[start SUPPLIED DATA]

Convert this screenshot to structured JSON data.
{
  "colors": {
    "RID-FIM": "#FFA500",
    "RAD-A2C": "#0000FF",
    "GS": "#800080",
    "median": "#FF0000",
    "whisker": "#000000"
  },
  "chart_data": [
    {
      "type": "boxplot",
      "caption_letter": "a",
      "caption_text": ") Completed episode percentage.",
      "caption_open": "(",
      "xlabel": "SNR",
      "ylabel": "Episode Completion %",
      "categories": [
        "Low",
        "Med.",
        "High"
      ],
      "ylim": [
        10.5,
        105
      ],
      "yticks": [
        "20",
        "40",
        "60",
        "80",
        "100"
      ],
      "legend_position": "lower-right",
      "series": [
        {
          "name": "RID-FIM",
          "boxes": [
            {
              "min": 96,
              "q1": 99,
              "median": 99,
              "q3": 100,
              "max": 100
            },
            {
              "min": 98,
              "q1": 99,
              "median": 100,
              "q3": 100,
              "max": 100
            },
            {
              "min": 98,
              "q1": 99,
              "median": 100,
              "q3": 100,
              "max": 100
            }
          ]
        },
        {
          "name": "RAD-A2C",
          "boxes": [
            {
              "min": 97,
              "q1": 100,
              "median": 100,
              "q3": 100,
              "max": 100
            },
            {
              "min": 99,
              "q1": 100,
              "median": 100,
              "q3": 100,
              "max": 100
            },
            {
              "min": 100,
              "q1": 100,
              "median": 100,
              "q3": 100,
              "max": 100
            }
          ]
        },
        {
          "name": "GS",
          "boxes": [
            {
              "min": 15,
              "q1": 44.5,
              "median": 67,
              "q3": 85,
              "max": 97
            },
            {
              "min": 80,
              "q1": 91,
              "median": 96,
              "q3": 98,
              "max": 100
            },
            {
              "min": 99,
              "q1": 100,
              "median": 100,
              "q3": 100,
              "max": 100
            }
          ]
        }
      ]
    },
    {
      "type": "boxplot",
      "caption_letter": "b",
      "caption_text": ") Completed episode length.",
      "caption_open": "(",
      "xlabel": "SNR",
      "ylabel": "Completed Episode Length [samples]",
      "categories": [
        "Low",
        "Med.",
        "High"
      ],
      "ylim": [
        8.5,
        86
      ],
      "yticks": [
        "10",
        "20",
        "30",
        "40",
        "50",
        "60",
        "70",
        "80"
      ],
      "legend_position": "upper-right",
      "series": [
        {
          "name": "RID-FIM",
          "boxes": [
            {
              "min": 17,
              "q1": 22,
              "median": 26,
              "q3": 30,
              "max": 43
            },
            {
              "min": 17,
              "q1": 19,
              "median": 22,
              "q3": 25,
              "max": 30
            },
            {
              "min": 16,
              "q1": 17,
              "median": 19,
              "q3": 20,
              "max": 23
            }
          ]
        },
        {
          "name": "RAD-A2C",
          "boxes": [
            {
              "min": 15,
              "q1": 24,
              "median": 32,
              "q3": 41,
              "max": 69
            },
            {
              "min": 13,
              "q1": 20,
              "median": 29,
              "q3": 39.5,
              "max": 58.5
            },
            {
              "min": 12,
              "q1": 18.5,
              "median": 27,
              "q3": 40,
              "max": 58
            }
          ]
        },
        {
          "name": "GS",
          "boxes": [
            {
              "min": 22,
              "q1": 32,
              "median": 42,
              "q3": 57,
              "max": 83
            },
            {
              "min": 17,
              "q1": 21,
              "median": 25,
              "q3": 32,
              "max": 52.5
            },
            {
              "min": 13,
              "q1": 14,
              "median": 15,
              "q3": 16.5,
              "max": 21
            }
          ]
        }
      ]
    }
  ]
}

[end SUPPLIED DATA]

* _WHAT THE TASK ASKS_:
Copy out each line above, character for character.

* _COMPLETED EXERCISE_:
Convert this screenshot to structured JSON data.
{
  "colors": {
    "RID-FIM": "#FFA500",
    "RAD-A2C": "#0000FF",
    "GS": "#800080",
    "median": "#FF0000",
    "whisker": "#000000"
  },
  "chart_data": [
    {
      "type": "boxplot",
      "caption_letter": "a",
      "caption_text": ") Completed episode percentage.",
      "caption_open": "(",
      "xlabel": "SNR",
      "ylabel": "Episode Completion %",
      "categories": [
        "Low",
        "Med.",
        "High"
      ],
      "ylim": [
        10.5,
        105
      ],
      "yticks": [
        "20",
        "40",
        "60",
        "80",
        "100"
      ],
      "legend_position": "lower-right",
      "series": [
        {
          "name": "RID-FIM",
          "boxes": [
            {
              "min": 96,
              "q1": 99,
              "median": 99,
              "q3": 100,
              "max": 100
            },
            {
              "min": 98,
              "q1": 99,
              "median": 100,
              "q3": 100,
              "max": 100
            },
            {
              "min": 98,
              "q1": 99,
              "median": 100,
              "q3": 100,
              "max": 100
            }
          ]
        },
        {
          "name": "RAD-A2C",
          "boxes": [
            {
              "min": 97,
              "q1": 100,
              "median": 100,
              "q3": 100,
              "max": 100
            },
            {
              "min": 99,
              "q1": 100,
              "median": 100,
              "q3": 100,
              "max": 100
            },
            {
              "min": 100,
              "q1": 100,
              "median": 100,
              "q3": 100,
              "max": 100
            }
          ]
        },
        {
          "name": "GS",
          "boxes": [
            {
              "min": 15,
              "q1": 44.5,
              "median": 67,
              "q3": 85,
              "max": 97
            },
            {
              "min": 80,
              "q1": 91,
              "median": 96,
              "q3": 98,
              "max": 100
            },
            {
              "min": 99,
              "q1": 100,
              "median": 100,
              "q3": 100,
              "max": 100
            }
          ]
        }
      ]
    },
    {
      "type": "boxplot",
      "caption_letter": "b",
      "caption_text": ") Completed episode length.",
      "caption_open": "(",
      "xlabel": "SNR",
      "ylabel": "Completed Episode Length [samples]",
      "categories": [
        "Low",
        "Med.",
        "High"
      ],
      "ylim": [
        8.5,
        86
      ],
      "yticks": [
        "10",
        "20",
        "30",
        "40",
        "50",
        "60",
        "70",
        "80"
      ],
      "legend_position": "upper-right",
      "series": [
        {
          "name": "RID-FIM",
          "boxes": [
            {
              "min": 17,
              "q1": 22,
              "median": 26,
              "q3": 30,
              "max": 43
            },
            {
              "min": 17,
              "q1": 19,
              "median": 22,
              "q3": 25,
              "max": 30
            },
            {
              "min": 16,
              "q1": 17,
              "median": 19,
              "q3": 20,
              "max": 23
            }
          ]
        },
        {
          "name": "RAD-A2C",
          "boxes": [
            {
              "min": 15,
              "q1": 24,
              "median": 32,
              "q3": 41,
              "max": 69
            },
            {
              "min": 13,
              "q1": 20,
              "median": 29,
              "q3": 39.5,
              "max": 58.5
            },
            {
              "min": 12,
              "q1": 18.5,
              "median": 27,
              "q3": 40,
              "max": 58
            }
          ]
        },
        {
          "name": "GS",
          "boxes": [
            {
              "min": 22,
              "q1": 32,
              "median": 42,
              "q3": 57,
              "max": 83
            },
            {
              "min": 17,
              "q1": 21,
              "median": 25,
              "q3": 32,
              "max": 52.5
            },
            {
              "min": 13,
              "q1": 14,
              "median": 15,
              "q3": 16.5,
              "max": 21
            }
          ]
        }
      ]
    }
  ]
}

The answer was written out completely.